=== PROBLEM TO WORK ON ===
Would you give the number of lines below in which the string "Nishida" appears? Nothing else is needed.

=== Document content entries ===
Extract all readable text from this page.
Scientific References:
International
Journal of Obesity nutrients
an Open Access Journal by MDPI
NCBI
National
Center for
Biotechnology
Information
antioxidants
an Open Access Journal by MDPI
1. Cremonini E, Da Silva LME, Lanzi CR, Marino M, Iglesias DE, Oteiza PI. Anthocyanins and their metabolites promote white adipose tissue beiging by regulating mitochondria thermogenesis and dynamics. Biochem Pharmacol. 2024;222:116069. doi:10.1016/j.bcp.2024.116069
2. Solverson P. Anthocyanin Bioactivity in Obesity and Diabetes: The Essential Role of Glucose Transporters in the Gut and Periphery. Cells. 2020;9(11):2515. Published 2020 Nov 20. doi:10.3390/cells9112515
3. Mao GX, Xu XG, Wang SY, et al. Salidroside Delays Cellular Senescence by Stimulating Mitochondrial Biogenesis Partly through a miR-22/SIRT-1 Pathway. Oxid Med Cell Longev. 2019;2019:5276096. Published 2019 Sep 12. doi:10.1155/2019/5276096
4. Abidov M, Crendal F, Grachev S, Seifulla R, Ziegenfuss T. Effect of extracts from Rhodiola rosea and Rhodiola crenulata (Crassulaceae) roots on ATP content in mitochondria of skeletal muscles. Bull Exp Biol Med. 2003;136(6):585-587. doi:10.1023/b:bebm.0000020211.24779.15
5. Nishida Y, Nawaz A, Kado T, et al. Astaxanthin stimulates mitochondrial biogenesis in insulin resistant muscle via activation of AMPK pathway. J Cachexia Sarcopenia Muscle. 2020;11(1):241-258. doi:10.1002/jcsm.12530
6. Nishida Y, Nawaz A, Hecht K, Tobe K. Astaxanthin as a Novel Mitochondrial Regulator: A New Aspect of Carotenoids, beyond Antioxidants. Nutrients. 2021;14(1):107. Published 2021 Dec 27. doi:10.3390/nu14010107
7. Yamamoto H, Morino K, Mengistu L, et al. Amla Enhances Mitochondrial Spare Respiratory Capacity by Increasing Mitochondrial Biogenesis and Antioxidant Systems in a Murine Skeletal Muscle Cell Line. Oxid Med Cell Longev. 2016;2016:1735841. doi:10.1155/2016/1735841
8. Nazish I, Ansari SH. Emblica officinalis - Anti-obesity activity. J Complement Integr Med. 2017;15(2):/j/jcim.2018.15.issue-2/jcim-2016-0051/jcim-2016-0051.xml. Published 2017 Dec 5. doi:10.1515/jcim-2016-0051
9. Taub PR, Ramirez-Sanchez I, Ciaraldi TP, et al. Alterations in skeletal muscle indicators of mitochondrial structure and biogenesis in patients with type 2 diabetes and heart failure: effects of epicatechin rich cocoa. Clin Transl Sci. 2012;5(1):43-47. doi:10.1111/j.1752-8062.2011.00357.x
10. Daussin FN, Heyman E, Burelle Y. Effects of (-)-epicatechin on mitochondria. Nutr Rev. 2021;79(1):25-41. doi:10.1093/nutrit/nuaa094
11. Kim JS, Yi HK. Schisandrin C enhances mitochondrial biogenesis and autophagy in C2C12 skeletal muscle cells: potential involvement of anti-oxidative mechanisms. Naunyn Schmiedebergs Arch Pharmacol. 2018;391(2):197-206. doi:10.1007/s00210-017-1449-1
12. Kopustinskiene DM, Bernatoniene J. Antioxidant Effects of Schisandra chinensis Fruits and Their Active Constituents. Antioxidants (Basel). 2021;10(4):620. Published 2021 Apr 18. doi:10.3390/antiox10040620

=== ANSWER SECTION ===
2